Do this: Give all of the lines again, with nothing added or dropped.

Given records:
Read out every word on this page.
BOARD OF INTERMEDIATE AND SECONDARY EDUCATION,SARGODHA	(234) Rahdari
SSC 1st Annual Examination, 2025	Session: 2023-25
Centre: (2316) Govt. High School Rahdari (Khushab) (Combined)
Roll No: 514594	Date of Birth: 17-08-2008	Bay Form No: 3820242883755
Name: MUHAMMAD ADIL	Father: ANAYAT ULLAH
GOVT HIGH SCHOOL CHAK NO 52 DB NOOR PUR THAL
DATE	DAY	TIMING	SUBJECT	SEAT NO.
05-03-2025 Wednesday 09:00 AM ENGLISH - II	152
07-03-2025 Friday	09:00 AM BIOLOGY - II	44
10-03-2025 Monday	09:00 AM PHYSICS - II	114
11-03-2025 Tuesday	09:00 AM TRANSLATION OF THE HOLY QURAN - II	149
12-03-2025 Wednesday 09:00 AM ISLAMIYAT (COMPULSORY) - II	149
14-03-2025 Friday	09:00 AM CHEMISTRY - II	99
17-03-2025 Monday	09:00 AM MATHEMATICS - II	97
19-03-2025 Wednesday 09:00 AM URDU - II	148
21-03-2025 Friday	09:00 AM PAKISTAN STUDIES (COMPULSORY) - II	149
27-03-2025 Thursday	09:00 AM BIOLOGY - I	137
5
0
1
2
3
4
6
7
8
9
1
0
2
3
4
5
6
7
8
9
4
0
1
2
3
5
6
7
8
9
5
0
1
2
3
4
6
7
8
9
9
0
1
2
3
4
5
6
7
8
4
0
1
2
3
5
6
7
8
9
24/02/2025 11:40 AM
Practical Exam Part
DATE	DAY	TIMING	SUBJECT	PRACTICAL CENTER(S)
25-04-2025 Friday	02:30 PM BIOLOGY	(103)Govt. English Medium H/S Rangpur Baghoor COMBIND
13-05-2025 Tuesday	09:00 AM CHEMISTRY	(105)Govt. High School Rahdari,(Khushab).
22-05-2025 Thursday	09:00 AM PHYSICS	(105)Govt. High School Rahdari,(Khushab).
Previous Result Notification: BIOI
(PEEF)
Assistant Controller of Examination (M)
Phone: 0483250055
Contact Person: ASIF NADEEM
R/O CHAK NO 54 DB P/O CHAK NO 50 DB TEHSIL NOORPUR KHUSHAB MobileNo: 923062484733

Written response:
Read out every word on this page.
BOARD OF INTERMEDIATE AND SECONDARY EDUCATION,SARGODHA	(234) Rahdari
SSC 1st Annual Examination, 2025	Session: 2023-25
Centre: (2316) Govt. High School Rahdari (Khushab) (Combined)
Roll No: 514594	Date of Birth: 17-08-2008	Bay Form No: 3820242883755
Name: MUHAMMAD ADIL	Father: ANAYAT ULLAH
GOVT HIGH SCHOOL CHAK NO 52 DB NOOR PUR THAL
DATE	DAY	TIMING	SUBJECT	SEAT NO.
05-03-2025 Wednesday 09:00 AM ENGLISH - II	152
07-03-2025 Friday	09:00 AM BIOLOGY - II	44
10-03-2025 Monday	09:00 AM PHYSICS - II	114
11-03-2025 Tuesday	09:00 AM TRANSLATION OF THE HOLY QURAN - II	149
12-03-2025 Wednesday 09:00 AM ISLAMIYAT (COMPULSORY) - II	149
14-03-2025 Friday	09:00 AM CHEMISTRY - II	99
17-03-2025 Monday	09:00 AM MATHEMATICS - II	97
19-03-2025 Wednesday 09:00 AM URDU - II	148
21-03-2025 Friday	09:00 AM PAKISTAN STUDIES (COMPULSORY) - II	149
27-03-2025 Thursday	09:00 AM BIOLOGY - I	137
5
0
1
2
3
4
6
7
8
9
1
0
2
3
4
5
6
7
8
9
4
0
1
2
3
5
6
7
8
9
5
0
1
2
3
4
6
7
8
9
9
0
1
2
3
4
5
6
7
8
4
0
1
2
3
5
6
7
8
9
24/02/2025 11:40 AM
Practical Exam Part
DATE	DAY	TIMING	SUBJECT	PRACTICAL CENTER(S)
25-04-2025 Friday	02:30 PM BIOLOGY	(103)Govt. English Medium H/S Rangpur Baghoor COMBIND
13-05-2025 Tuesday	09:00 AM CHEMISTRY	(105)Govt. High School Rahdari,(Khushab).
22-05-2025 Thursday	09:00 AM PHYSICS	(105)Govt. High School Rahdari,(Khushab).
Previous Result Notification: BIOI
(PEEF)
Assistant Controller of Examination (M)
Phone: 0483250055
Contact Person: ASIF NADEEM
R/O CHAK NO 54 DB P/O CHAK NO 50 DB TEHSIL NOORPUR KHUSHAB MobileNo: 923062484733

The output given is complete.